**** Text under study ****

I’m from the UK. I imagine with a private doctor there’d be no problem getting the snip, but National Health Service doctors have always told me no. Anyway, now that I’m 40 I’ll try again, and maybe this time they’ll accept that I know my own mind.
“Yup. Pretty much anything would be a better use of government money. Pretty much anything: More guns and ammo for the military, upgrading the federal vehicle pool, increasing eligibility for food-stamps, issuing scholarships to engineering students… Most government programs don’t involve rendering perfectly functional automobiles unusable, thereby denying their use to people who really want transportation. Cash for clunkers delayed my acquisition of an automobile for nearly three years. ”
Uh, don’t care, seriously. Cash for Clunkers took vehicles off the market that were hideous gas consumers. We’re already late on this shit, we need to really get moving better for it. That you had a hard time buying a used car sucks for you, but even if we weren’t in a depression with the potential of this helping, my give-a-damn would be busted. We should run the program perenially.
“And you are assuming that money placed in savings and investment has no impact on the economy. Supply side isn’t everything, but it does exist. ”
The alternative was folks getting laid off. That really damages shit, sorry.

**** Entries supplied ****

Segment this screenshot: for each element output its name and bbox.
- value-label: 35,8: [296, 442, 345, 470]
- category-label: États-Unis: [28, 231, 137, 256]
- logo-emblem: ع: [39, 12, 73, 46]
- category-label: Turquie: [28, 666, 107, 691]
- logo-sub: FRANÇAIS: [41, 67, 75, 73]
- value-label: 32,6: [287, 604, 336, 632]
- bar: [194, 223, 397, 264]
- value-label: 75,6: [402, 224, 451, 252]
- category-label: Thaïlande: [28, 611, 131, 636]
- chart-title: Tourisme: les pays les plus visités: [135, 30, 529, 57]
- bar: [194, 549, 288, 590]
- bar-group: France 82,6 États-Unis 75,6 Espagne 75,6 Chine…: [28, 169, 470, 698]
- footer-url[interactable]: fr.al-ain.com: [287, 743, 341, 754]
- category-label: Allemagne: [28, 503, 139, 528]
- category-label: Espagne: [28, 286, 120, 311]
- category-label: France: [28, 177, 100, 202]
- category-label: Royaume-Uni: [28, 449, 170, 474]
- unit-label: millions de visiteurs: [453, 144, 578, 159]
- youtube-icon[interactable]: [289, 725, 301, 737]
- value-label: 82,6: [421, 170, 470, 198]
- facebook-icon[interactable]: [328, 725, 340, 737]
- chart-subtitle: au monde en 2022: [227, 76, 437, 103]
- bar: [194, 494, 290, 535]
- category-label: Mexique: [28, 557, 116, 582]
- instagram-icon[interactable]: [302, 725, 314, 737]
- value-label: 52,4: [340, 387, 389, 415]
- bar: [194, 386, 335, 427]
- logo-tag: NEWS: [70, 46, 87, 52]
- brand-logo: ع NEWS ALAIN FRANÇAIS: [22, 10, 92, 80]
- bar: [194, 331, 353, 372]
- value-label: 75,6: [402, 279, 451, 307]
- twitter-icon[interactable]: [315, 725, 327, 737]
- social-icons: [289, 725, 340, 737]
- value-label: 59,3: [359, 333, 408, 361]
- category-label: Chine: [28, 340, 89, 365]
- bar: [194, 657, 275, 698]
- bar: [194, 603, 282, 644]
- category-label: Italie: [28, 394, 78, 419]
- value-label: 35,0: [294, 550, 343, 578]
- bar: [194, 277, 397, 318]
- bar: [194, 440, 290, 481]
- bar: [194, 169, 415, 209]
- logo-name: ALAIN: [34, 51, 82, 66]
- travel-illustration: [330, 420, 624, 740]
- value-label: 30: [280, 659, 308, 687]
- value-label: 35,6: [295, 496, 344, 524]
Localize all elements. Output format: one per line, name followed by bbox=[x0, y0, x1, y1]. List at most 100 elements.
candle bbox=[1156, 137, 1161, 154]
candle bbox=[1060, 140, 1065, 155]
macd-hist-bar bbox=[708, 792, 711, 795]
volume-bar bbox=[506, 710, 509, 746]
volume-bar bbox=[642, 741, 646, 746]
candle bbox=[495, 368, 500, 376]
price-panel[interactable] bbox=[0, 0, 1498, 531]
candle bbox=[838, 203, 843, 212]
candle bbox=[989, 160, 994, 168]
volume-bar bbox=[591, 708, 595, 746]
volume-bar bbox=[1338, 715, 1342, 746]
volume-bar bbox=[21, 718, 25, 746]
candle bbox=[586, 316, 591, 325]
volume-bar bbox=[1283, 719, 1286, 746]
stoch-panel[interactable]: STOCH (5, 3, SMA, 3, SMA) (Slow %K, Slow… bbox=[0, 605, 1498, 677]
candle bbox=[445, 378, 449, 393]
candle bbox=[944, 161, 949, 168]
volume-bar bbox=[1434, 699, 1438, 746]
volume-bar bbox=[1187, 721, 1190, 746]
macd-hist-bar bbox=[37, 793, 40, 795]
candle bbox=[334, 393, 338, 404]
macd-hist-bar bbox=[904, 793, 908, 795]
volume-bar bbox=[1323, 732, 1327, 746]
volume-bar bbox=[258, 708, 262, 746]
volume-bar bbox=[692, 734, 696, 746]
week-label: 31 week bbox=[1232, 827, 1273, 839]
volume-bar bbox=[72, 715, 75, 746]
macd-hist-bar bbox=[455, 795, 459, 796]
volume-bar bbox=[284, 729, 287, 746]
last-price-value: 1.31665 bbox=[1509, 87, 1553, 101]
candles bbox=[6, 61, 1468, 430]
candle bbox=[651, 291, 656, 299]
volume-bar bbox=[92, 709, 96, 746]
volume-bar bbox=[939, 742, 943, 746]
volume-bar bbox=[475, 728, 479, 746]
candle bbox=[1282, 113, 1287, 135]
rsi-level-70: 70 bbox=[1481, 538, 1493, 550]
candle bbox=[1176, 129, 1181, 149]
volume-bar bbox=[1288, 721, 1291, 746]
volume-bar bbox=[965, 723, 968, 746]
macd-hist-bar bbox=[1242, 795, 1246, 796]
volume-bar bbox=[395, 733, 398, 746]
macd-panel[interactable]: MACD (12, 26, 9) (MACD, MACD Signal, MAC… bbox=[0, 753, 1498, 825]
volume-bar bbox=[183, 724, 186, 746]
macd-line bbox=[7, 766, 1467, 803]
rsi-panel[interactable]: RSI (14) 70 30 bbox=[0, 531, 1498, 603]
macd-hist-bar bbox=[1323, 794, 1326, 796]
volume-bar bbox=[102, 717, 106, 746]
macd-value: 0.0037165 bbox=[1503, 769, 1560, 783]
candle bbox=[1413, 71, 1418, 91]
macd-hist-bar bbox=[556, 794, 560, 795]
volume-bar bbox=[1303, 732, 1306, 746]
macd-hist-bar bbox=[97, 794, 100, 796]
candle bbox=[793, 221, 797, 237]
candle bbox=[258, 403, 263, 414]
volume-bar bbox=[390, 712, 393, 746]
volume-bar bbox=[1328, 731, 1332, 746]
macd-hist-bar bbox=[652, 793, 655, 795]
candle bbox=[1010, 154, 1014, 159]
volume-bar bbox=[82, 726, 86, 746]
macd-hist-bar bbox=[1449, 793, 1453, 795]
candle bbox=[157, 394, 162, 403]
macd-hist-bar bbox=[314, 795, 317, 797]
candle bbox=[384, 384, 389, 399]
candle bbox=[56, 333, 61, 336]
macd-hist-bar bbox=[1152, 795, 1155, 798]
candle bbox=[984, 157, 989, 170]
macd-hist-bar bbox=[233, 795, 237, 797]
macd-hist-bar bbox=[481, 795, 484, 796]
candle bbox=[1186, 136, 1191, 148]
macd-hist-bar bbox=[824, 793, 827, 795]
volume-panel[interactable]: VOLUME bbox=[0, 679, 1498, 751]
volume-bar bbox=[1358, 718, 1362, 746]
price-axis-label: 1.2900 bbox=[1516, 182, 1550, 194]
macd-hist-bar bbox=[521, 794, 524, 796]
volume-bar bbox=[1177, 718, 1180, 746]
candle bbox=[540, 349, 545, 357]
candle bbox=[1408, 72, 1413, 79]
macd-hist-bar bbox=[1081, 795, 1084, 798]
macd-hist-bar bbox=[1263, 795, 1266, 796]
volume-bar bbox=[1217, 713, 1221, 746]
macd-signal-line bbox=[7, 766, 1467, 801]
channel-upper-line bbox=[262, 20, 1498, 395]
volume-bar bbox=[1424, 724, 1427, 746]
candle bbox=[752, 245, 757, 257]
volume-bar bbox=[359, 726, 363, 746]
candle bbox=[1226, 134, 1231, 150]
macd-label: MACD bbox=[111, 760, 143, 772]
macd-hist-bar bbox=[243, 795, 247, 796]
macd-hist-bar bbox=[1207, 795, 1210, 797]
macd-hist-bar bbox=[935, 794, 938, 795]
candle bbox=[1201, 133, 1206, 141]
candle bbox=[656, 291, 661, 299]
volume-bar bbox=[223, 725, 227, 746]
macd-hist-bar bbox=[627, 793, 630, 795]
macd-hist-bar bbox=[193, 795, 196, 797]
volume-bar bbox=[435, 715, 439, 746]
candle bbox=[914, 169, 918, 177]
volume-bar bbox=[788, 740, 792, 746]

****

• Prompt 1
In the comment thread, how long does one commenter say Cash for Clunkers delayed their acquisition of an automobile?
• Prompt 2
List each alternative use of government money that the comment thread offers as better than Cash for Clunkers.

• Exercise output 1
Nearly three years.

• Exercise output 2
More guns and ammo for the military; upgrading the federal vehicle pool; increasing eligibility for food-stamps; issuing scholarships to engineering students